## REQUEST
Search the material for the word "content" and report each line where it turns up.
___ WORKING DATA ___
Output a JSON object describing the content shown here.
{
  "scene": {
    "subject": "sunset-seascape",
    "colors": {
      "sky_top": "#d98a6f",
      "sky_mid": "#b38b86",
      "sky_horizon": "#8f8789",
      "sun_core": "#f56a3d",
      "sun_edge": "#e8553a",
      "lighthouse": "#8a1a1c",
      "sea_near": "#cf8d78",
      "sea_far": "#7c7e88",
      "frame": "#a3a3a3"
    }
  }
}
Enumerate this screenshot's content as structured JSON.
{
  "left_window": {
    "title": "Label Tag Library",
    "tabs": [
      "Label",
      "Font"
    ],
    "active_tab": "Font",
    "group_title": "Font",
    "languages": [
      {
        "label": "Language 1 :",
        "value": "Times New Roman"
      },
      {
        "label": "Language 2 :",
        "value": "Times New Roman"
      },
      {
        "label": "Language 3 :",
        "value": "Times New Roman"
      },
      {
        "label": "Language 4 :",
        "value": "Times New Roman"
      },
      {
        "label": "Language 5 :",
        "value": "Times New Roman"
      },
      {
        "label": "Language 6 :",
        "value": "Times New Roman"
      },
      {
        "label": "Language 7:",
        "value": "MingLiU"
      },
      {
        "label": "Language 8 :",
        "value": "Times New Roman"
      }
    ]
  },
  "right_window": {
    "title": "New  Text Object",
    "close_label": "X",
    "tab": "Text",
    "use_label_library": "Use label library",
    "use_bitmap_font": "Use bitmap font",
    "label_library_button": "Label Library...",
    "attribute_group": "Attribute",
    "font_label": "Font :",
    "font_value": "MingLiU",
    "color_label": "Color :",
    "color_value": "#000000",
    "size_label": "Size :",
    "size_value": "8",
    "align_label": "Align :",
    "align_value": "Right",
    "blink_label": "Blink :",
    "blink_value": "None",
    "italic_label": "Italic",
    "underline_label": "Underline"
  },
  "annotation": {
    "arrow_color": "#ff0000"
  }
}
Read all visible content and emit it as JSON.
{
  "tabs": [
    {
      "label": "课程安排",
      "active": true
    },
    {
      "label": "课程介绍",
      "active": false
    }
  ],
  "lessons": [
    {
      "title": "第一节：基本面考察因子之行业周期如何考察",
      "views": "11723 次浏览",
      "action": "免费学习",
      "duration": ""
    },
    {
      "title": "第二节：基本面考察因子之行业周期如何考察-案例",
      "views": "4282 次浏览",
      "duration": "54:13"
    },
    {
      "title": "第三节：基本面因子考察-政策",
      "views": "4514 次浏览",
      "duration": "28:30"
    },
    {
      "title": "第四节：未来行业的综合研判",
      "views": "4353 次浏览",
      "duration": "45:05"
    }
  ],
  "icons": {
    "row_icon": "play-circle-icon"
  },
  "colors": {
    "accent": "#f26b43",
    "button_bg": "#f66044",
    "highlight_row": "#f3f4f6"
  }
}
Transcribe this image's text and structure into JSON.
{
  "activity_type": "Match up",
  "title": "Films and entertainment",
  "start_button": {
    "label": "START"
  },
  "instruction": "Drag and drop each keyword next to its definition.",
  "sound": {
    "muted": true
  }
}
___
## SOLUTION TO THIS PROBLEM
Output a JSON object describing the content shown here.
Enumerate this screenshot's content as structured JSON.
Read all visible content and emit it as JSON.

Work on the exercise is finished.